GIVEN REQUEST: Find the lines containing "Liquefaction" and say how many there are, with no other words.

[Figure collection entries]
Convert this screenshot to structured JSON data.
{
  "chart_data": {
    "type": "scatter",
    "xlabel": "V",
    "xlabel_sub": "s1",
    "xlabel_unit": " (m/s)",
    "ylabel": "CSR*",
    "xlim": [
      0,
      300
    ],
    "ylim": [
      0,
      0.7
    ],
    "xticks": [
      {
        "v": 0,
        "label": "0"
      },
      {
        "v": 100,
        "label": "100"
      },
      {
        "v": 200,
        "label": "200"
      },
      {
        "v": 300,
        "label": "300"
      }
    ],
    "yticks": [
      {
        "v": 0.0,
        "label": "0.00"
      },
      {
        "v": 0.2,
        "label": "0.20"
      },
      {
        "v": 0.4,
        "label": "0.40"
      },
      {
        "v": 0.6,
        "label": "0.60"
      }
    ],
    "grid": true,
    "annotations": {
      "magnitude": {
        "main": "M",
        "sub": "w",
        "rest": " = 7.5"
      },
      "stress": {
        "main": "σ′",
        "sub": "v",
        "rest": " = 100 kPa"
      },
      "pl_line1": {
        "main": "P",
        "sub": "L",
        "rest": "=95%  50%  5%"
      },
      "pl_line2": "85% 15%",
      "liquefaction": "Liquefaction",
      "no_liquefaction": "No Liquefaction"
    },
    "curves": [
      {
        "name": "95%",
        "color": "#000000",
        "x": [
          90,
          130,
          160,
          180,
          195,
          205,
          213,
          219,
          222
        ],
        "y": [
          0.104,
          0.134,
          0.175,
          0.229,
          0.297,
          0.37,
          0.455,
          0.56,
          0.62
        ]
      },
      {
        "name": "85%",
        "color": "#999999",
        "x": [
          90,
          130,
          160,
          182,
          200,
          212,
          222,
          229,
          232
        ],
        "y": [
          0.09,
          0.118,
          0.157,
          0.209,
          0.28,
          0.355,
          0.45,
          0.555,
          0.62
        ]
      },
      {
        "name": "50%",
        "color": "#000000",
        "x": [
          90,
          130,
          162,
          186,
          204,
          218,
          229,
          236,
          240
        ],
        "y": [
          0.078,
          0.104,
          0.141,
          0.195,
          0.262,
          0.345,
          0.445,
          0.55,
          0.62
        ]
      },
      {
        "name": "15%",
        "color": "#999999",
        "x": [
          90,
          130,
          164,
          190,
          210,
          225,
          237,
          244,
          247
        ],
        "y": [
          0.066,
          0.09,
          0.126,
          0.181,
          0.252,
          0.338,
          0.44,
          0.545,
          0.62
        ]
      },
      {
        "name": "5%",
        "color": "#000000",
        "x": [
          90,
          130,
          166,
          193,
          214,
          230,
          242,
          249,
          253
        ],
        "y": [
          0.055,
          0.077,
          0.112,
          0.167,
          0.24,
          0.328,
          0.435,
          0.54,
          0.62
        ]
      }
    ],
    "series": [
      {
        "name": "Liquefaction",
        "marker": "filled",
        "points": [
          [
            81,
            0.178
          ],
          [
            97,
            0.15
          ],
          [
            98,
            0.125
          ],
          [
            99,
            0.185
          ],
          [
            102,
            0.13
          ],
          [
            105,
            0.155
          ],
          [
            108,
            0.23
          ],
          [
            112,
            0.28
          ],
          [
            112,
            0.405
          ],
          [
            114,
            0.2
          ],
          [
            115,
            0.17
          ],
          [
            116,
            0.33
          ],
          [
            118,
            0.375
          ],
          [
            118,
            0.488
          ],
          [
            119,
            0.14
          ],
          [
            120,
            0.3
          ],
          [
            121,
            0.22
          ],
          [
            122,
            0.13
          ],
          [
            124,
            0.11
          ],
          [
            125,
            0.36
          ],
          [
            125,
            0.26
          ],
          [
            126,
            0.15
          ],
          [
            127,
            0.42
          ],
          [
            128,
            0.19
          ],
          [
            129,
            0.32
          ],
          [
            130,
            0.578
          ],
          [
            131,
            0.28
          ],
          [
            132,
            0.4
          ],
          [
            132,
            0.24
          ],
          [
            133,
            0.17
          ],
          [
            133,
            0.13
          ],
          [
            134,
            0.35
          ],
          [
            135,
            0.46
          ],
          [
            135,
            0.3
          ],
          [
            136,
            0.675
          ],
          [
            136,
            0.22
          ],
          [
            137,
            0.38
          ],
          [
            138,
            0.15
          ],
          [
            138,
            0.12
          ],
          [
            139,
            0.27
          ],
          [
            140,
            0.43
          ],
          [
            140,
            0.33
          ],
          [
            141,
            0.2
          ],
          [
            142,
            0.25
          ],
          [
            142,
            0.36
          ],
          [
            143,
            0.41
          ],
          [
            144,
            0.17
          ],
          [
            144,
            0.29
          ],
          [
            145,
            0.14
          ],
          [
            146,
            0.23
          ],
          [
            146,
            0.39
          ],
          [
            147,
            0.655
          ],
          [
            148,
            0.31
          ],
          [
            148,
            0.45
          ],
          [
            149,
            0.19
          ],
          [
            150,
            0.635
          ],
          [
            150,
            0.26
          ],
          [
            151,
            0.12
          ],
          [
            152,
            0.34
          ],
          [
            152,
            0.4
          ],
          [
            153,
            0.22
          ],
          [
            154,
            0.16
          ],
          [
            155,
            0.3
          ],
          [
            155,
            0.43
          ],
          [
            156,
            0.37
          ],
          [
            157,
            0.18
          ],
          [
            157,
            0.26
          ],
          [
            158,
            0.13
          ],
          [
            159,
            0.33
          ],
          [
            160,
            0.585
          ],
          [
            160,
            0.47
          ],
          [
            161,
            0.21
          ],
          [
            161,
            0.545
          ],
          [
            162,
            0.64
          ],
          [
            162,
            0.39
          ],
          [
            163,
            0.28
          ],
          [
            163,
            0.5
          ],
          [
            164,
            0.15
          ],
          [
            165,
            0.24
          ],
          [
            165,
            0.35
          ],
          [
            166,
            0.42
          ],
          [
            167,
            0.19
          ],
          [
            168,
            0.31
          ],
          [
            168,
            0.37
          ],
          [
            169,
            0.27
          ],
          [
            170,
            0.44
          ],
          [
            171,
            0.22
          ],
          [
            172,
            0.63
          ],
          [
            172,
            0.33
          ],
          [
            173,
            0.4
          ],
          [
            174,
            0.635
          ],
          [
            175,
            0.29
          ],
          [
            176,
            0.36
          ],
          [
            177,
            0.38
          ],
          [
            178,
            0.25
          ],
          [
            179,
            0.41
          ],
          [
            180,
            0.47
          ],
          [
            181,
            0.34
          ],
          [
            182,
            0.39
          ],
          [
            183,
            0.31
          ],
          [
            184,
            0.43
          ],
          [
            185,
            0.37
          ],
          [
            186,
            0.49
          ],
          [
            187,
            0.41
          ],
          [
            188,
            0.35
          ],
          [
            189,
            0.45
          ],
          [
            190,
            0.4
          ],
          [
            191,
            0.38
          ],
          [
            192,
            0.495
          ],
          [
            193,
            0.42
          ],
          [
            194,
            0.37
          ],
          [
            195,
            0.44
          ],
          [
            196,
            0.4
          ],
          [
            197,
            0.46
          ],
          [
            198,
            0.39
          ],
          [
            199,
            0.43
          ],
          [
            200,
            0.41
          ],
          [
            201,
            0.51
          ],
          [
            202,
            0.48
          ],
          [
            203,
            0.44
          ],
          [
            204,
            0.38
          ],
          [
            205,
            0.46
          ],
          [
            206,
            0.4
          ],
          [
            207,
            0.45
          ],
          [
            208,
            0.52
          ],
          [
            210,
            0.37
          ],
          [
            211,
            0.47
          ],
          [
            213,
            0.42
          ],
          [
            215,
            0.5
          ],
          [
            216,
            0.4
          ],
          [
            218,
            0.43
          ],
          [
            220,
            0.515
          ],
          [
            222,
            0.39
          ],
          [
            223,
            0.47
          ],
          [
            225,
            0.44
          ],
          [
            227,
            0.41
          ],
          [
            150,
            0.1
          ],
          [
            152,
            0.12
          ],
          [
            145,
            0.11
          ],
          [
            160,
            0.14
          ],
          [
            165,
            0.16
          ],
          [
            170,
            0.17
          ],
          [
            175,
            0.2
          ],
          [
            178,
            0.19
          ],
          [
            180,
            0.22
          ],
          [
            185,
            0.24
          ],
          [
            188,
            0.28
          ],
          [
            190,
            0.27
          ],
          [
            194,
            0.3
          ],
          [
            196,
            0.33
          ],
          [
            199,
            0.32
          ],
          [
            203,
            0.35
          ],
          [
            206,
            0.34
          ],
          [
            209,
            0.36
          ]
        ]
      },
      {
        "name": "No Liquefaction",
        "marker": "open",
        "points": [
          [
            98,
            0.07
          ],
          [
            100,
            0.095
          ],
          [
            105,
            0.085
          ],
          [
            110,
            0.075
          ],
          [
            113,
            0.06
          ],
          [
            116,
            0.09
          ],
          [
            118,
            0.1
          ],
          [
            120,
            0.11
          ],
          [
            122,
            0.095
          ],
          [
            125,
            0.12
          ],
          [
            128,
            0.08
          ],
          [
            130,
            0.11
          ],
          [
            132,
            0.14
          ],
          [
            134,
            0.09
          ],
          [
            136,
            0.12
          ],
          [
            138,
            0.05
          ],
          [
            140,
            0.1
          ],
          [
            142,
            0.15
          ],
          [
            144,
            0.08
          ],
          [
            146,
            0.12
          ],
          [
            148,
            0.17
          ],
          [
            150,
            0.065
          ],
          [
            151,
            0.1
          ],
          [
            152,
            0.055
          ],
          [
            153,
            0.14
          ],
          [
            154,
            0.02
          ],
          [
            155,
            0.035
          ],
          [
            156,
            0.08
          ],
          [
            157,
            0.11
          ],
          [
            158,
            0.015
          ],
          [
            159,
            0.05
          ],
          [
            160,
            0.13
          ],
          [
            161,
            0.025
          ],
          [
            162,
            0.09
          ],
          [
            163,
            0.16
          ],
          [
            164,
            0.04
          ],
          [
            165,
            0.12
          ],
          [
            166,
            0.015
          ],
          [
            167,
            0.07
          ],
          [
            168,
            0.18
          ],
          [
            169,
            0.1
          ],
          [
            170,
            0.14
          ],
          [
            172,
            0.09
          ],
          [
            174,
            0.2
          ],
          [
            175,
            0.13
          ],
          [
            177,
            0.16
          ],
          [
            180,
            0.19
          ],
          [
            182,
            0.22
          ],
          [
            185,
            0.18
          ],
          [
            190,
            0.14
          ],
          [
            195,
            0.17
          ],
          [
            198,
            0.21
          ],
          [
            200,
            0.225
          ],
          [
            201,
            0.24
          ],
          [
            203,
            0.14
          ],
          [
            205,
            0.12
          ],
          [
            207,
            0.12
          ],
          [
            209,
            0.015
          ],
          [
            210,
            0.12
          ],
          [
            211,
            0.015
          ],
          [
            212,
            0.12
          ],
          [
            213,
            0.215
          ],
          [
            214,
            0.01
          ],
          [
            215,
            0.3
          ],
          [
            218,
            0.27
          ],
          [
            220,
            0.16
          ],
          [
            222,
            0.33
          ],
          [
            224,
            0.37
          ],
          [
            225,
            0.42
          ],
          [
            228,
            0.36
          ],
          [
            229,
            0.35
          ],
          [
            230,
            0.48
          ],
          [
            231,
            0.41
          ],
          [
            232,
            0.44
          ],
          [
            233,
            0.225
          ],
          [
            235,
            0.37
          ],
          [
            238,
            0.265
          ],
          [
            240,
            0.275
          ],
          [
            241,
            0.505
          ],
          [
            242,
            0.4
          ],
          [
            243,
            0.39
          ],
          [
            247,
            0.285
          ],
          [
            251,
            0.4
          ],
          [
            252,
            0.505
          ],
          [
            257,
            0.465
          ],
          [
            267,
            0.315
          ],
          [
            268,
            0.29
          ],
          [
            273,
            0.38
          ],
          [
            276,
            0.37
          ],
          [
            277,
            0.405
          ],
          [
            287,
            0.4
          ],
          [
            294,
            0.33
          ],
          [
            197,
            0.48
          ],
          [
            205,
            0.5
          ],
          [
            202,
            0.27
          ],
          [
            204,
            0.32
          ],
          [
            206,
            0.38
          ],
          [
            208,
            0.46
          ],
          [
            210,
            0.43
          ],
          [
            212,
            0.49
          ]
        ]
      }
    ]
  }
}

FINAL RESULT: 4